* [EXERCISE AIM]
Transcribe the material below exactly as it appears.

* [INPUT FOR THIS TASK]
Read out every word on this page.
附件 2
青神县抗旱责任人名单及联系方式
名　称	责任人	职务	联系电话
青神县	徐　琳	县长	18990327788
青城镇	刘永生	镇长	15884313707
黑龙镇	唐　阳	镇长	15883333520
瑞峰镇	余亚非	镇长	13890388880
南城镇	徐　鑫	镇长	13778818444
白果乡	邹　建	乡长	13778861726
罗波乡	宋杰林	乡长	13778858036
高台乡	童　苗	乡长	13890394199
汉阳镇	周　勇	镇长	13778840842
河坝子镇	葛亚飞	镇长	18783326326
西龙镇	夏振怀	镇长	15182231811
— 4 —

* [FULL ANSWER]
Read out every word on this page.
附件 2
青神县抗旱责任人名单及联系方式
名　称	责任人	职务	联系电话
青神县	徐　琳	县长	18990327788
青城镇	刘永生	镇长	15884313707
黑龙镇	唐　阳	镇长	15883333520
瑞峰镇	余亚非	镇长	13890388880
南城镇	徐　鑫	镇长	13778818444
白果乡	邹　建	乡长	13778861726
罗波乡	宋杰林	乡长	13778858036
高台乡	童　苗	乡长	13890394199
汉阳镇	周　勇	镇长	13778840842
河坝子镇	葛亚飞	镇长	18783326326
西龙镇	夏振怀	镇长	15182231811
— 4 —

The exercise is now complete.